• **WORK REQUIRED**: Omit every picture and write out the rest of the records exactly.

• **PROVIDED RECORDS**:
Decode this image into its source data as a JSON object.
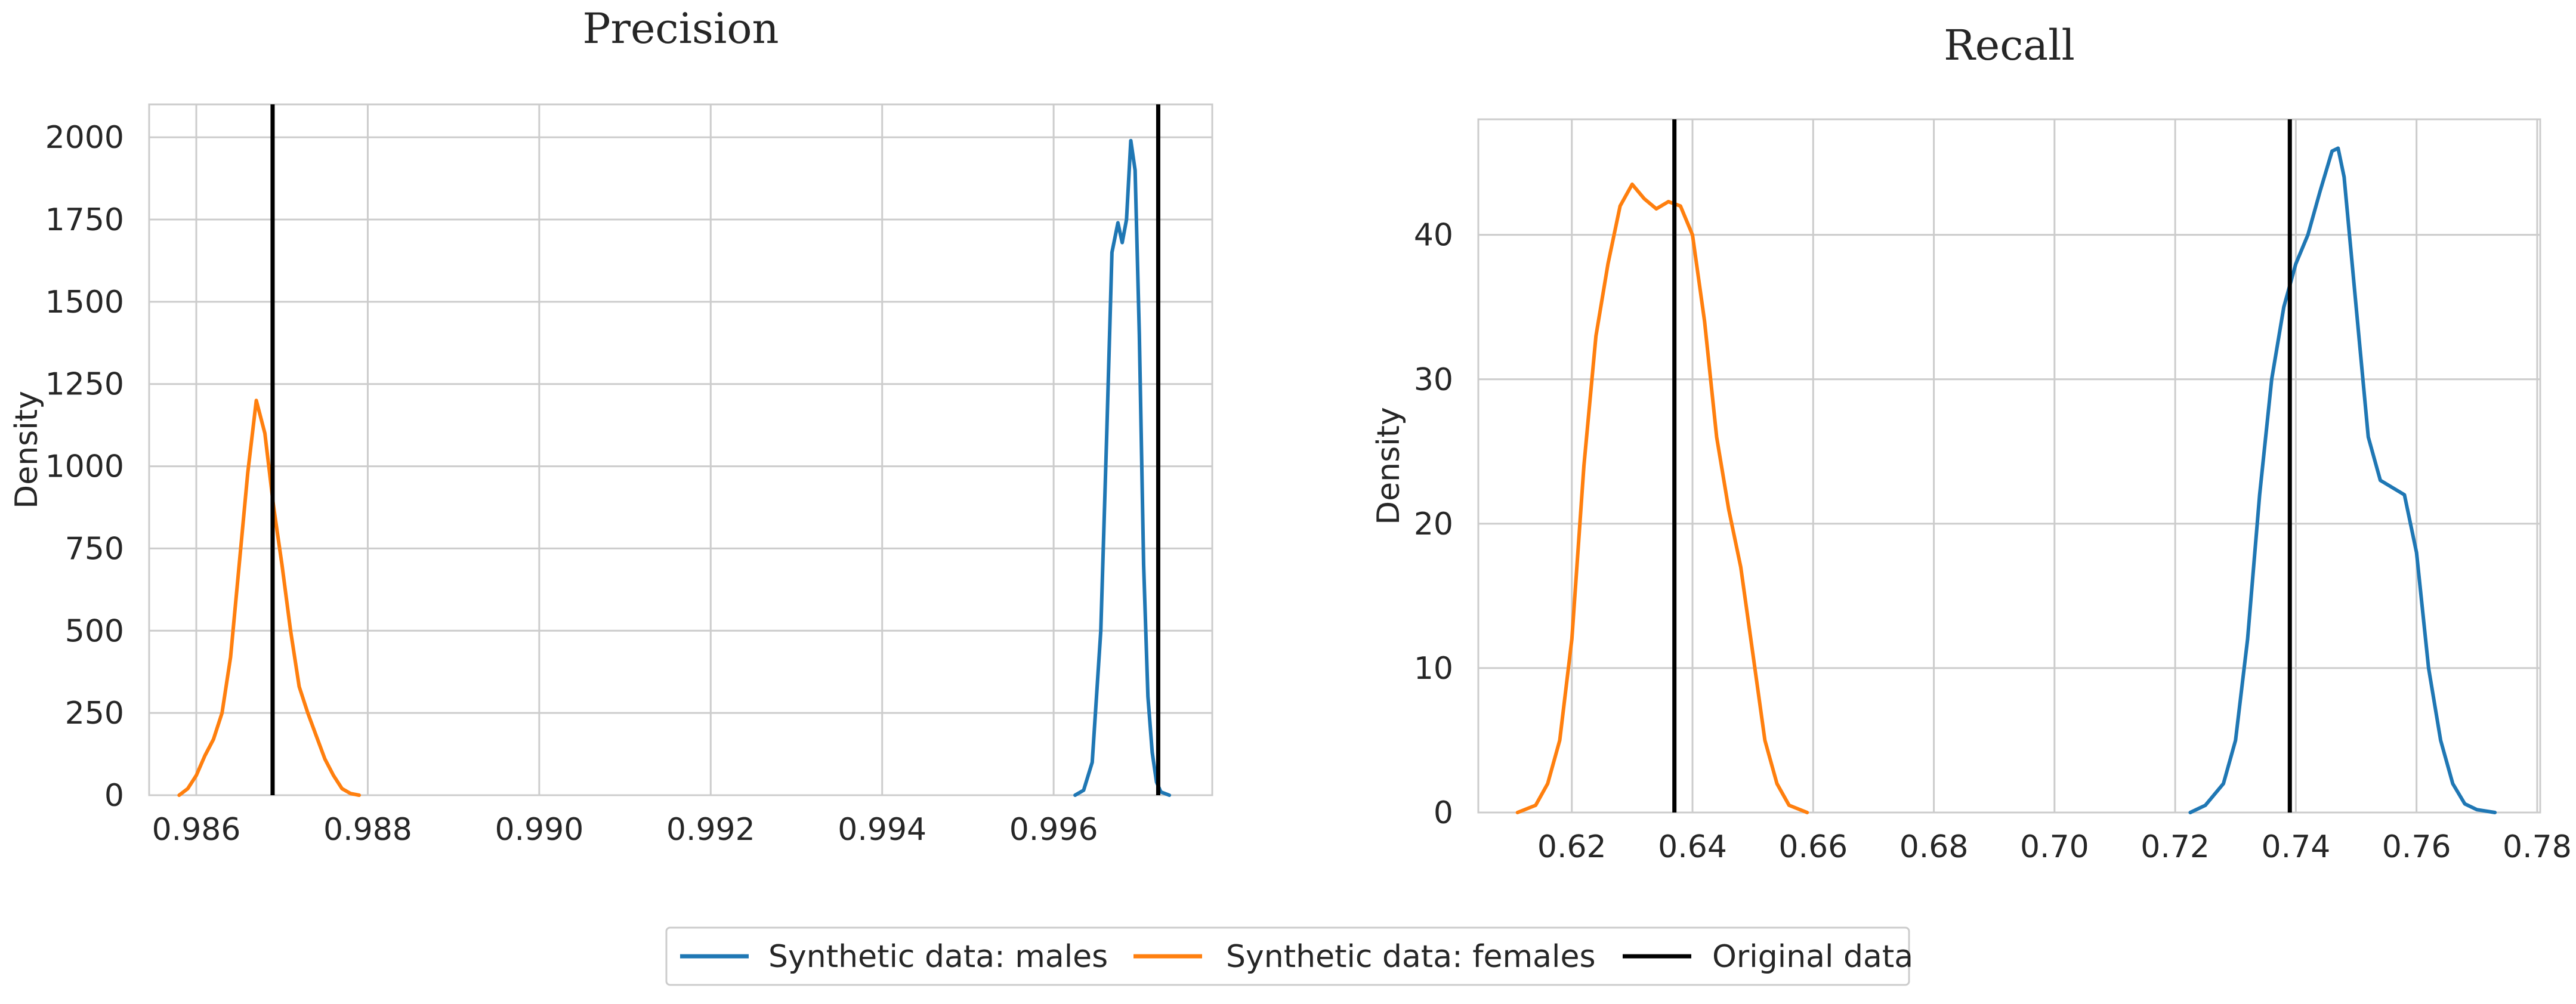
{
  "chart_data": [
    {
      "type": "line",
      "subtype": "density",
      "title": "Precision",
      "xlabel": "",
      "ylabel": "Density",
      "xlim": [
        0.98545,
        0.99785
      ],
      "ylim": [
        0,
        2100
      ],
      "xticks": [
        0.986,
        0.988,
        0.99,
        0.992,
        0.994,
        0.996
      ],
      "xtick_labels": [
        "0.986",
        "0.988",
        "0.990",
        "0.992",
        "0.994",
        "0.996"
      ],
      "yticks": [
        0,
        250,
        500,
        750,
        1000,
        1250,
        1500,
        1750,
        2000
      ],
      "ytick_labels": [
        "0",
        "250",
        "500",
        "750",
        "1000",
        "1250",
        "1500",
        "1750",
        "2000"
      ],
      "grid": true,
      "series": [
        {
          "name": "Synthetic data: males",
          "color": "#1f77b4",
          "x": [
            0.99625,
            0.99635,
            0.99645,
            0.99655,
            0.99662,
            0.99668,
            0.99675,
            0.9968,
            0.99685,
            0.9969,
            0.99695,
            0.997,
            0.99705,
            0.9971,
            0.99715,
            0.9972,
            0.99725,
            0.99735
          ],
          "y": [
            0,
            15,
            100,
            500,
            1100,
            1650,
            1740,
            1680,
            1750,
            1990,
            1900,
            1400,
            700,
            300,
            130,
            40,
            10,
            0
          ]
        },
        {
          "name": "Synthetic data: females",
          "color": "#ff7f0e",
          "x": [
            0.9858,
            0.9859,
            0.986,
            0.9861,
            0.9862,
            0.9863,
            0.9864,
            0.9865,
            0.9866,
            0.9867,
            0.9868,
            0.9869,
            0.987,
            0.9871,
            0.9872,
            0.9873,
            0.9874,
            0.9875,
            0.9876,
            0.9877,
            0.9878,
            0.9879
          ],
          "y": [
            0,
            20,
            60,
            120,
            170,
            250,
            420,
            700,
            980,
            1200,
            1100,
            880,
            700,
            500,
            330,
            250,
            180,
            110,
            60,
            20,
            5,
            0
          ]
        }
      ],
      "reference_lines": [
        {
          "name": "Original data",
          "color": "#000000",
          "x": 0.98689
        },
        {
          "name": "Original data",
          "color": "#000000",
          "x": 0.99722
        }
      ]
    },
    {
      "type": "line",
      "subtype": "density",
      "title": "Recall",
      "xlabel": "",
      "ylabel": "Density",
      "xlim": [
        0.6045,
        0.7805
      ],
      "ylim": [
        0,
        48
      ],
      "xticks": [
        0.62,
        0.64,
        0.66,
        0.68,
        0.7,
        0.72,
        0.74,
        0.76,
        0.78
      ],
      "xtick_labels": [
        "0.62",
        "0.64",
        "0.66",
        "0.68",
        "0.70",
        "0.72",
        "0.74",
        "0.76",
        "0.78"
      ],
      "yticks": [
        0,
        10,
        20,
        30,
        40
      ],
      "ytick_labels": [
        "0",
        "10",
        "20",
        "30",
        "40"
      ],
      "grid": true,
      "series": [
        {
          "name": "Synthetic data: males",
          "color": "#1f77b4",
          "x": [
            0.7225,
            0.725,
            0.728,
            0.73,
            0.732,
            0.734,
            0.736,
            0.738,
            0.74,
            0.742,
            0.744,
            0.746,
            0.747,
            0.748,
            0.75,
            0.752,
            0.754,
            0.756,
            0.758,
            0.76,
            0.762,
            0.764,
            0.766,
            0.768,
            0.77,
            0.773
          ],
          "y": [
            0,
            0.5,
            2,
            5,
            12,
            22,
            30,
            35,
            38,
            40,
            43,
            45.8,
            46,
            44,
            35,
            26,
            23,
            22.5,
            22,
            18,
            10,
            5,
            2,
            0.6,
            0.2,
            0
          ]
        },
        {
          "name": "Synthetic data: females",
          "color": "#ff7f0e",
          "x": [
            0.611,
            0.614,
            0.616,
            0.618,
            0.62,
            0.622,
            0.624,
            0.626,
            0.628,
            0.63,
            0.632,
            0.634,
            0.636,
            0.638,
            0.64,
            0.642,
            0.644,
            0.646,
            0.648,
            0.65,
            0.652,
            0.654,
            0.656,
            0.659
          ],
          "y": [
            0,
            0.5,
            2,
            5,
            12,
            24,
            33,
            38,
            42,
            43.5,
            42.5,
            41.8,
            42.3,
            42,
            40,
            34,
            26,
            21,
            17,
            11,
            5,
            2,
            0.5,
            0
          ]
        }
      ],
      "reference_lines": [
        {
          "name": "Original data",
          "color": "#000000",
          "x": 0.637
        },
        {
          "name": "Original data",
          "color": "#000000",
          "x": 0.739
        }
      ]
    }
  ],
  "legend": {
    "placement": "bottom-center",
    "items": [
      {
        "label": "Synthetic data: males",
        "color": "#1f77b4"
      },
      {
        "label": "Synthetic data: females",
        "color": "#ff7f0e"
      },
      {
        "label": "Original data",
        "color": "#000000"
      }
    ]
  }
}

• **RESULT OF THE EXERCISE**:
Decode this image into its source data as a JSON object.
{
  "chart_data": [
    {
      "type": "line",
      "subtype": "density",
      "title": "Precision",
      "xlabel": "",
      "ylabel": "Density",
      "xlim": [
        0.98545,
        0.99785
      ],
      "ylim": [
        0,
        2100
      ],
      "xticks": [
        0.986,
        0.988,
        0.99,
        0.992,
        0.994,
        0.996
      ],
      "xtick_labels": [
        "0.986",
        "0.988",
        "0.990",
        "0.992",
        "0.994",
        "0.996"
      ],
      "yticks": [
        0,
        250,
        500,
        750,
        1000,
        1250,
        1500,
        1750,
        2000
      ],
      "ytick_labels": [
        "0",
        "250",
        "500",
        "750",
        "1000",
        "1250",
        "1500",
        "1750",
        "2000"
      ],
      "grid": true,
      "series": [
        {
          "name": "Synthetic data: males",
          "color": "#1f77b4",
          "x": [
            0.99625,
            0.99635,
            0.99645,
            0.99655,
            0.99662,
            0.99668,
            0.99675,
            0.9968,
            0.99685,
            0.9969,
            0.99695,
            0.997,
            0.99705,
            0.9971,
            0.99715,
            0.9972,
            0.99725,
            0.99735
          ],
          "y": [
            0,
            15,
            100,
            500,
            1100,
            1650,
            1740,
            1680,
            1750,
            1990,
            1900,
            1400,
            700,
            300,
            130,
            40,
            10,
            0
          ]
        },
        {
          "name": "Synthetic data: females",
          "color": "#ff7f0e",
          "x": [
            0.9858,
            0.9859,
            0.986,
            0.9861,
            0.9862,
            0.9863,
            0.9864,
            0.9865,
            0.9866,
            0.9867,
            0.9868,
            0.9869,
            0.987,
            0.9871,
            0.9872,
            0.9873,
            0.9874,
            0.9875,
            0.9876,
            0.9877,
            0.9878,
            0.9879
          ],
          "y": [
            0,
            20,
            60,
            120,
            170,
            250,
            420,
            700,
            980,
            1200,
            1100,
            880,
            700,
            500,
            330,
            250,
            180,
            110,
            60,
            20,
            5,
            0
          ]
        }
      ],
      "reference_lines": [
        {
          "name": "Original data",
          "color": "#000000",
          "x": 0.98689
        },
        {
          "name": "Original data",
          "color": "#000000",
          "x": 0.99722
        }
      ]
    },
    {
      "type": "line",
      "subtype": "density",
      "title": "Recall",
      "xlabel": "",
      "ylabel": "Density",
      "xlim": [
        0.6045,
        0.7805
      ],
      "ylim": [
        0,
        48
      ],
      "xticks": [
        0.62,
        0.64,
        0.66,
        0.68,
        0.7,
        0.72,
        0.74,
        0.76,
        0.78
      ],
      "xtick_labels": [
        "0.62",
        "0.64",
        "0.66",
        "0.68",
        "0.70",
        "0.72",
        "0.74",
        "0.76",
        "0.78"
      ],
      "yticks": [
        0,
        10,
        20,
        30,
        40
      ],
      "ytick_labels": [
        "0",
        "10",
        "20",
        "30",
        "40"
      ],
      "grid": true,
      "series": [
        {
          "name": "Synthetic data: males",
          "color": "#1f77b4",
          "x": [
            0.7225,
            0.725,
            0.728,
            0.73,
            0.732,
            0.734,
            0.736,
            0.738,
            0.74,
            0.742,
            0.744,
            0.746,
            0.747,
            0.748,
            0.75,
            0.752,
            0.754,
            0.756,
            0.758,
            0.76,
            0.762,
            0.764,
            0.766,
            0.768,
            0.77,
            0.773
          ],
          "y": [
            0,
            0.5,
            2,
            5,
            12,
            22,
            30,
            35,
            38,
            40,
            43,
            45.8,
            46,
            44,
            35,
            26,
            23,
            22.5,
            22,
            18,
            10,
            5,
            2,
            0.6,
            0.2,
            0
          ]
        },
        {
          "name": "Synthetic data: females",
          "color": "#ff7f0e",
          "x": [
            0.611,
            0.614,
            0.616,
            0.618,
            0.62,
            0.622,
            0.624,
            0.626,
            0.628,
            0.63,
            0.632,
            0.634,
            0.636,
            0.638,
            0.64,
            0.642,
            0.644,
            0.646,
            0.648,
            0.65,
            0.652,
            0.654,
            0.656,
            0.659
          ],
          "y": [
            0,
            0.5,
            2,
            5,
            12,
            24,
            33,
            38,
            42,
            43.5,
            42.5,
            41.8,
            42.3,
            42,
            40,
            34,
            26,
            21,
            17,
            11,
            5,
            2,
            0.5,
            0
          ]
        }
      ],
      "reference_lines": [
        {
          "name": "Original data",
          "color": "#000000",
          "x": 0.637
        },
        {
          "name": "Original data",
          "color": "#000000",
          "x": 0.739
        }
      ]
    }
  ],
  "legend": {
    "placement": "bottom-center",
    "items": [
      {
        "label": "Synthetic data: males",
        "color": "#1f77b4"
      },
      {
        "label": "Synthetic data: females",
        "color": "#ff7f0e"
      },
      {
        "label": "Original data",
        "color": "#000000"
      }
    ]
  }
}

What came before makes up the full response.